[Task requirements] Find all the lines with "ſanguis" and gather them.

======== Supplied information ========

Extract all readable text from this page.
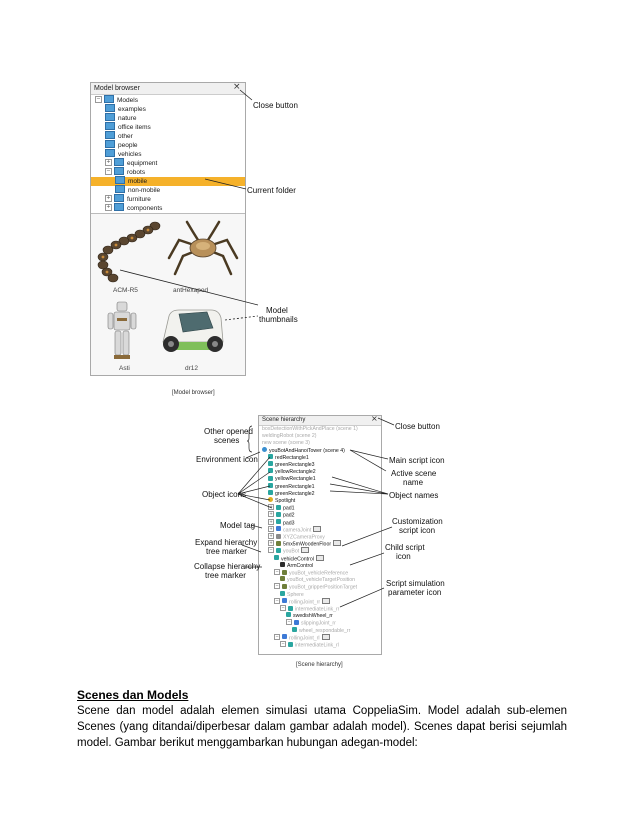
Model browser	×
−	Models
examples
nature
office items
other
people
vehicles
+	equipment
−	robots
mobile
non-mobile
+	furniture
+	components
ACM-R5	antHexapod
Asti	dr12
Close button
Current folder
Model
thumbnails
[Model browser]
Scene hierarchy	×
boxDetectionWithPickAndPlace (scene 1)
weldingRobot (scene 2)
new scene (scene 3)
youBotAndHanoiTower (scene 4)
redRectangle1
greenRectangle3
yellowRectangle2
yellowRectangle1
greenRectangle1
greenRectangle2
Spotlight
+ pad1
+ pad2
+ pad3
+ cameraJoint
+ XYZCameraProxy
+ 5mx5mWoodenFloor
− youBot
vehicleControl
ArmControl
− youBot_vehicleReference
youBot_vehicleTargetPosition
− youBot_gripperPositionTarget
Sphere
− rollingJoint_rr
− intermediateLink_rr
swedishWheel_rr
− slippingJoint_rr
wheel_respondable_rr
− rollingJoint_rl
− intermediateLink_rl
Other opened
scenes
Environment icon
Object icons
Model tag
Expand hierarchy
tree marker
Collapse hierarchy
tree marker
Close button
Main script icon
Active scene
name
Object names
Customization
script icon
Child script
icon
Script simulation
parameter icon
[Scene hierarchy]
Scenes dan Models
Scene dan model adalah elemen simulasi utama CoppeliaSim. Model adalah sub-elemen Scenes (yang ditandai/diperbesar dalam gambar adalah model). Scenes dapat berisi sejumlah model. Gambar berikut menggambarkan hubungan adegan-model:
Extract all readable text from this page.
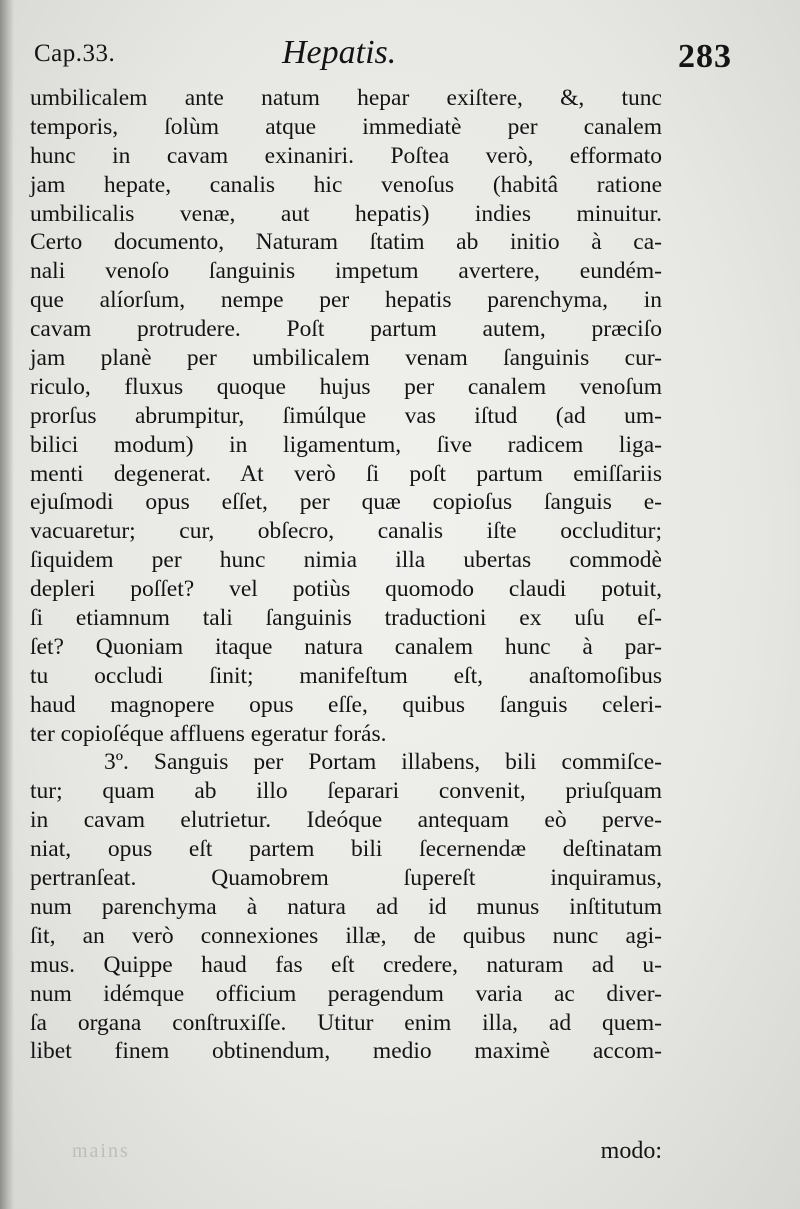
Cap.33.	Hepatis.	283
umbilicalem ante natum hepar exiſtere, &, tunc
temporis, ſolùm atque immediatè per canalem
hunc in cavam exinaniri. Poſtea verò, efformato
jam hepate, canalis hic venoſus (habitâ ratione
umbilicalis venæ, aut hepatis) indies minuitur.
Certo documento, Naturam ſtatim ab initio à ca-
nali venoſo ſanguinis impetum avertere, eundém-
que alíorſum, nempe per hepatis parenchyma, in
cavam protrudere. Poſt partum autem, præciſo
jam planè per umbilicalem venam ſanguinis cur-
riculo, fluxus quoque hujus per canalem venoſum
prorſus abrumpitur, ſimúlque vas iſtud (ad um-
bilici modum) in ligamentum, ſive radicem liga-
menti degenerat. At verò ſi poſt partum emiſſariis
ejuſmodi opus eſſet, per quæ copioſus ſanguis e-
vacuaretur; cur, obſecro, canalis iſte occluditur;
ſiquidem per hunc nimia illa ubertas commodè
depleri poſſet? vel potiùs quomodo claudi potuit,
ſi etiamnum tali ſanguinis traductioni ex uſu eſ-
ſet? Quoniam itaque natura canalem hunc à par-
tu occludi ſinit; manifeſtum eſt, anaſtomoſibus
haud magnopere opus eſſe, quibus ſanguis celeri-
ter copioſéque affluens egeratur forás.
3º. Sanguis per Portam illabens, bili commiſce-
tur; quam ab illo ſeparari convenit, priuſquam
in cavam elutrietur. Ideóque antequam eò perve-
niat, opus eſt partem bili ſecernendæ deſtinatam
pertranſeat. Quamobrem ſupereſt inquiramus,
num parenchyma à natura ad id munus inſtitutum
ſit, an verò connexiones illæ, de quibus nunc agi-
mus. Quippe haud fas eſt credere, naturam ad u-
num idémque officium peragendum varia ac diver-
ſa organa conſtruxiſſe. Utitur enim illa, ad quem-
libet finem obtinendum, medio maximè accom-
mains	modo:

========
======== Supplied information ========

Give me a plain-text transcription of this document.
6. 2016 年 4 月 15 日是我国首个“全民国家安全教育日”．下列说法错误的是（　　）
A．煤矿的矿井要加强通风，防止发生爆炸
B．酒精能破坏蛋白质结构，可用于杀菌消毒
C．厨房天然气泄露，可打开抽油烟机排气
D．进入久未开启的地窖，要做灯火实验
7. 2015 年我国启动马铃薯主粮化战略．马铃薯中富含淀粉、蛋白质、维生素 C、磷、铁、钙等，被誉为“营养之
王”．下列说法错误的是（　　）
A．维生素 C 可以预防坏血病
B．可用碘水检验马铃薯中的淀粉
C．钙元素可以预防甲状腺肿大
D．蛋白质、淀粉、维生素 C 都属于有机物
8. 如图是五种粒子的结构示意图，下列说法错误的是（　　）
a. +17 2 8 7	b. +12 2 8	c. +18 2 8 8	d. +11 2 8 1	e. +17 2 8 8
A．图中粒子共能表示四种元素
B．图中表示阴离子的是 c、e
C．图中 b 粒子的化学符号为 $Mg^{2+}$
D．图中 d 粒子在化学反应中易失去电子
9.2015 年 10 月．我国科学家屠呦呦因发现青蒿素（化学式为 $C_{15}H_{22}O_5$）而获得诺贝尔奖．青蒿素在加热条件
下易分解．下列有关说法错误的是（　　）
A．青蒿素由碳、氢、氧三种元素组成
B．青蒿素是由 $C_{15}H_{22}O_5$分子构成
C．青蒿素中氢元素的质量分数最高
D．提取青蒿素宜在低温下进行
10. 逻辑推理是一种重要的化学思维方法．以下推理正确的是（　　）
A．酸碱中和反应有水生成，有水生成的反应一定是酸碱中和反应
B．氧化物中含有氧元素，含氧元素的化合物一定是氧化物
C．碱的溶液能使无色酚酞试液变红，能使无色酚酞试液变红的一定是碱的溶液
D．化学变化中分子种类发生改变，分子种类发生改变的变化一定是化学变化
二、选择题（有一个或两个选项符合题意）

========

[Solution for this task]
ejuſmodi opus eſſet, per quæ copioſus ſanguis e-
haud magnopere opus eſſe, quibus ſanguis celeri-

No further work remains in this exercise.